— begin Records —

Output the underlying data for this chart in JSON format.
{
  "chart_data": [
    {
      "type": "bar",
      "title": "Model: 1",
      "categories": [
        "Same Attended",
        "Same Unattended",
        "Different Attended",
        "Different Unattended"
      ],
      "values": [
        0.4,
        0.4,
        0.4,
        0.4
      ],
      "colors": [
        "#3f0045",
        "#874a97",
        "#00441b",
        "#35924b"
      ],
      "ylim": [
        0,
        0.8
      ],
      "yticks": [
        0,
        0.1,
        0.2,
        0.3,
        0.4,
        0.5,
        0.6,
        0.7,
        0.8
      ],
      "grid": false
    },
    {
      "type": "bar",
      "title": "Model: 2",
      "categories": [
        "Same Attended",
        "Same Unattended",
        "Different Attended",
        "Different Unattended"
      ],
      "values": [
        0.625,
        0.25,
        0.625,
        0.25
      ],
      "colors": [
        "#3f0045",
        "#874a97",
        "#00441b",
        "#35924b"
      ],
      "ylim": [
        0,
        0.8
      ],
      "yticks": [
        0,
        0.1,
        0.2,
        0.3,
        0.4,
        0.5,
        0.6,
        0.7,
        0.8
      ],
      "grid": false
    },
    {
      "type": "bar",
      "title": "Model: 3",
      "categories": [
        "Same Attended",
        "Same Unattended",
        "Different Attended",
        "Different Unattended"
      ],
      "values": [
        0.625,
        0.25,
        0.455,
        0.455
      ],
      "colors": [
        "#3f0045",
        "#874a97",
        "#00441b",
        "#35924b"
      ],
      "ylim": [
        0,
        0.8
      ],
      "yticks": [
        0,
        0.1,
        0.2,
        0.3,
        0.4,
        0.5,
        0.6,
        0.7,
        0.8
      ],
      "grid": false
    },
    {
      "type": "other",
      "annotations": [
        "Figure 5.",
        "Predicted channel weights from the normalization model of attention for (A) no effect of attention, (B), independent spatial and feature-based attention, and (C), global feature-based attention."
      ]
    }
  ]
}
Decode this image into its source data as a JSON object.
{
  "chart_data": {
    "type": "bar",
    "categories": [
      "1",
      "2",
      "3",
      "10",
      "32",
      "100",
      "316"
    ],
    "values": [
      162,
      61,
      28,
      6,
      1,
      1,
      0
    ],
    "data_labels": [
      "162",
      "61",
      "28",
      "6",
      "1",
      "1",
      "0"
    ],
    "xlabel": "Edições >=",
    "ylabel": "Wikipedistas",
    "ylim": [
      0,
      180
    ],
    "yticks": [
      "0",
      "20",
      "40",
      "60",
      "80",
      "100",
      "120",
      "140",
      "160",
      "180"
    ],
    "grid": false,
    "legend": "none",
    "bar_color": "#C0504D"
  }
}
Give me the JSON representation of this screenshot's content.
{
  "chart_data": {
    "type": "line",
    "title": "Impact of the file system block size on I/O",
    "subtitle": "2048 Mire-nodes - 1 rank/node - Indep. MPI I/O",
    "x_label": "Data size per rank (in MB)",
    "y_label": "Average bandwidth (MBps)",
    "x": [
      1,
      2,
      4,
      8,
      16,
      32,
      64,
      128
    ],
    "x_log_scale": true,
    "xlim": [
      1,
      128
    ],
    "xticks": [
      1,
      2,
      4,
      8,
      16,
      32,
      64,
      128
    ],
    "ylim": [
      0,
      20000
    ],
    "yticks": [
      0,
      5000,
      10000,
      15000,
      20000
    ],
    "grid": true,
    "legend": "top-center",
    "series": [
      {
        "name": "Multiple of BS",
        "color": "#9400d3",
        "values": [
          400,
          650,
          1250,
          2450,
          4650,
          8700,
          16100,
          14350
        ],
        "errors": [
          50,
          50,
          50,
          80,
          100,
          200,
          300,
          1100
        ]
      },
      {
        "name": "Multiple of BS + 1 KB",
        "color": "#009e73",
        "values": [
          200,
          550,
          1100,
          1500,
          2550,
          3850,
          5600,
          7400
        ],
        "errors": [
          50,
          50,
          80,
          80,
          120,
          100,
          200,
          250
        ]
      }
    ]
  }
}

— end Records —

= Work to be completed =
Scan the material above for the string "rank" and report each line where you find it.

= The solution =
    "subtitle": "2048 Mire-nodes - 1 rank/node - Indep. MPI I/O",
    "x_label": "Data size per rank (in MB)",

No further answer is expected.